### STATED PROBLEM
Reproduce every row below verbatim, without any changes.

(Rows taken from a collection)
______
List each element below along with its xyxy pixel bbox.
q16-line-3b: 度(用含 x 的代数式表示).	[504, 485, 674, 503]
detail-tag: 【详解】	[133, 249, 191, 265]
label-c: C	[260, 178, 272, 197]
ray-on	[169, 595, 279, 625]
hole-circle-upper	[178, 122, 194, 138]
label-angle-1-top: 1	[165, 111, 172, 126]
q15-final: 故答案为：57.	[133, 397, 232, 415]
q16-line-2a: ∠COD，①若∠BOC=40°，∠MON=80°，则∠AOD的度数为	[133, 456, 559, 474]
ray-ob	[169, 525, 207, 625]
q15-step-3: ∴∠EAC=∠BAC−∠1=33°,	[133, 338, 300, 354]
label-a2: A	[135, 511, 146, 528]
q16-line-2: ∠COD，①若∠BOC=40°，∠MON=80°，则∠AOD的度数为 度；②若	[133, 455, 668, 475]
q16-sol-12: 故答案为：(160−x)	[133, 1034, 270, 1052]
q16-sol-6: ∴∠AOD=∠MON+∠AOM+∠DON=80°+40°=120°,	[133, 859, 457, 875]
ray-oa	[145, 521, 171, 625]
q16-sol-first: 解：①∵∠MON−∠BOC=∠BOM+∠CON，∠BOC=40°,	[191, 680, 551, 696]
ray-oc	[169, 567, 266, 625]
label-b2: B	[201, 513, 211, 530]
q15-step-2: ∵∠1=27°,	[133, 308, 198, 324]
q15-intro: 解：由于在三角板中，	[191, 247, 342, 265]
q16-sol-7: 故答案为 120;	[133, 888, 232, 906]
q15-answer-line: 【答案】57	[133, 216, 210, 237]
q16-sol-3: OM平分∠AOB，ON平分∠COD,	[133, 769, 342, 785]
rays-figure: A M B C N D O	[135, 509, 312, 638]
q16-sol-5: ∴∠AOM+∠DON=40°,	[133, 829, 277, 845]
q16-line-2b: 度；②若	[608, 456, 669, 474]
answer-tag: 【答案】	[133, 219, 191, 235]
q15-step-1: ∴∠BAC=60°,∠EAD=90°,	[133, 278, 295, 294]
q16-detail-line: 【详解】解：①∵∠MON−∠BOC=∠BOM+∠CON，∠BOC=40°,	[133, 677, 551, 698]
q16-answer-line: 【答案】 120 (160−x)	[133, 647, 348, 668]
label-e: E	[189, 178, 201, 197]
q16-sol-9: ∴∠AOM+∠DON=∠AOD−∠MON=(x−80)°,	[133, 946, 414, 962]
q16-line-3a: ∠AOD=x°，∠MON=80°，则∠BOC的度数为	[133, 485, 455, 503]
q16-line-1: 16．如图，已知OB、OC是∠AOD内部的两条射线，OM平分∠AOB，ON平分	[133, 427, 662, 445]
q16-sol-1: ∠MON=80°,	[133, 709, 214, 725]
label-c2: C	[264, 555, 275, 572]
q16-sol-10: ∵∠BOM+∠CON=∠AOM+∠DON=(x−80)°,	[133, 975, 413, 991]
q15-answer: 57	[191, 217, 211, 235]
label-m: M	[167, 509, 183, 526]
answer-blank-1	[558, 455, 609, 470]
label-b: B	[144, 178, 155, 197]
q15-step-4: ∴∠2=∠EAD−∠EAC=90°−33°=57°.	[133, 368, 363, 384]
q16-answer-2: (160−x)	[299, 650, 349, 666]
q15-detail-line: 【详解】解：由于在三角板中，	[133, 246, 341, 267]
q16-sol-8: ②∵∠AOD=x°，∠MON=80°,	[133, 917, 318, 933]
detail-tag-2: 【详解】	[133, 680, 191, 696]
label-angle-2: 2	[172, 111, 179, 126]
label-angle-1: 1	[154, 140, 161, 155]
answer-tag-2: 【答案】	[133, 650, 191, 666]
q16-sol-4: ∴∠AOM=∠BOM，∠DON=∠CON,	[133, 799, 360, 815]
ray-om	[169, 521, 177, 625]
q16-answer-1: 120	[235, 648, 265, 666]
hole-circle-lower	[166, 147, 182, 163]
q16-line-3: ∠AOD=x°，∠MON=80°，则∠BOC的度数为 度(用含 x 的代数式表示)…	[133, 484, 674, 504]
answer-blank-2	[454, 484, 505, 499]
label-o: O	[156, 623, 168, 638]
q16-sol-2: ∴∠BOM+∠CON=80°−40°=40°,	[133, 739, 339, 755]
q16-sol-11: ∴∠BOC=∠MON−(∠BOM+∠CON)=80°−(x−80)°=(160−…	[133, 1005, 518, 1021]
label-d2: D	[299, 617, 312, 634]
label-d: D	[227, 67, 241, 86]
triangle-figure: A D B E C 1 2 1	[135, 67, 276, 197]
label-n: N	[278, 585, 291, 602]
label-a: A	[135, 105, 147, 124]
______
### REPLY TO THE TASK
List each element below along with its xyxy pixel bbox.
q16-line-3b: 度(用含 x 的代数式表示).	[504, 485, 674, 503]
detail-tag: 【详解】	[133, 249, 191, 265]
label-c: C	[260, 178, 272, 197]
ray-on	[169, 595, 279, 625]
hole-circle-upper	[178, 122, 194, 138]
label-angle-1-top: 1	[165, 111, 172, 126]
q15-final: 故答案为：57.	[133, 397, 232, 415]
q16-line-2a: ∠COD，①若∠BOC=40°，∠MON=80°，则∠AOD的度数为	[133, 456, 559, 474]
ray-ob	[169, 525, 207, 625]
q15-step-3: ∴∠EAC=∠BAC−∠1=33°,	[133, 338, 300, 354]
label-a2: A	[135, 511, 146, 528]
q16-line-2: ∠COD，①若∠BOC=40°，∠MON=80°，则∠AOD的度数为 度；②若	[133, 455, 668, 475]
q16-sol-12: 故答案为：(160−x)	[133, 1034, 270, 1052]
q16-sol-6: ∴∠AOD=∠MON+∠AOM+∠DON=80°+40°=120°,	[133, 859, 457, 875]
ray-oa	[145, 521, 171, 625]
q16-sol-first: 解：①∵∠MON−∠BOC=∠BOM+∠CON，∠BOC=40°,	[191, 680, 551, 696]
ray-oc	[169, 567, 266, 625]
label-b2: B	[201, 513, 211, 530]
q15-step-2: ∵∠1=27°,	[133, 308, 198, 324]
q15-intro: 解：由于在三角板中，	[191, 247, 342, 265]
q16-sol-7: 故答案为 120;	[133, 888, 232, 906]
q15-answer-line: 【答案】57	[133, 216, 210, 237]
q16-sol-3: OM平分∠AOB，ON平分∠COD,	[133, 769, 342, 785]
rays-figure: A M B C N D O	[135, 509, 312, 638]
q16-sol-5: ∴∠AOM+∠DON=40°,	[133, 829, 277, 845]
q16-line-2b: 度；②若	[608, 456, 669, 474]
answer-tag: 【答案】	[133, 219, 191, 235]
q15-step-1: ∴∠BAC=60°,∠EAD=90°,	[133, 278, 295, 294]
q16-detail-line: 【详解】解：①∵∠MON−∠BOC=∠BOM+∠CON，∠BOC=40°,	[133, 677, 551, 698]
q16-answer-line: 【答案】 120 (160−x)	[133, 647, 348, 668]
label-e: E	[189, 178, 201, 197]
q16-sol-9: ∴∠AOM+∠DON=∠AOD−∠MON=(x−80)°,	[133, 946, 414, 962]
q16-line-3a: ∠AOD=x°，∠MON=80°，则∠BOC的度数为	[133, 485, 455, 503]
q16-line-1: 16．如图，已知OB、OC是∠AOD内部的两条射线，OM平分∠AOB，ON平分	[133, 427, 662, 445]
q16-sol-1: ∠MON=80°,	[133, 709, 214, 725]
label-c2: C	[264, 555, 275, 572]
q16-sol-10: ∵∠BOM+∠CON=∠AOM+∠DON=(x−80)°,	[133, 975, 413, 991]
q15-answer: 57	[191, 217, 211, 235]
label-m: M	[167, 509, 183, 526]
answer-blank-1	[558, 455, 609, 470]
label-b: B	[144, 178, 155, 197]
q15-step-4: ∴∠2=∠EAD−∠EAC=90°−33°=57°.	[133, 368, 363, 384]
q16-answer-2: (160−x)	[299, 650, 349, 666]
q15-detail-line: 【详解】解：由于在三角板中，	[133, 246, 341, 267]
q16-sol-8: ②∵∠AOD=x°，∠MON=80°,	[133, 917, 318, 933]
detail-tag-2: 【详解】	[133, 680, 191, 696]
label-angle-2: 2	[172, 111, 179, 126]
label-angle-1: 1	[154, 140, 161, 155]
answer-tag-2: 【答案】	[133, 650, 191, 666]
q16-sol-4: ∴∠AOM=∠BOM，∠DON=∠CON,	[133, 799, 360, 815]
ray-om	[169, 521, 177, 625]
q16-answer-1: 120	[235, 648, 265, 666]
hole-circle-lower	[166, 147, 182, 163]
q16-line-3: ∠AOD=x°，∠MON=80°，则∠BOC的度数为 度(用含 x 的代数式表示)…	[133, 484, 674, 504]
answer-blank-2	[454, 484, 505, 499]
label-o: O	[156, 623, 168, 638]
q16-sol-2: ∴∠BOM+∠CON=80°−40°=40°,	[133, 739, 339, 755]
q16-sol-11: ∴∠BOC=∠MON−(∠BOM+∠CON)=80°−(x−80)°=(160−…	[133, 1005, 518, 1021]
label-d2: D	[299, 617, 312, 634]
label-d: D	[227, 67, 241, 86]
triangle-figure: A D B E C 1 2 1	[135, 67, 276, 197]
label-n: N	[278, 585, 291, 602]
label-a: A	[135, 105, 147, 124]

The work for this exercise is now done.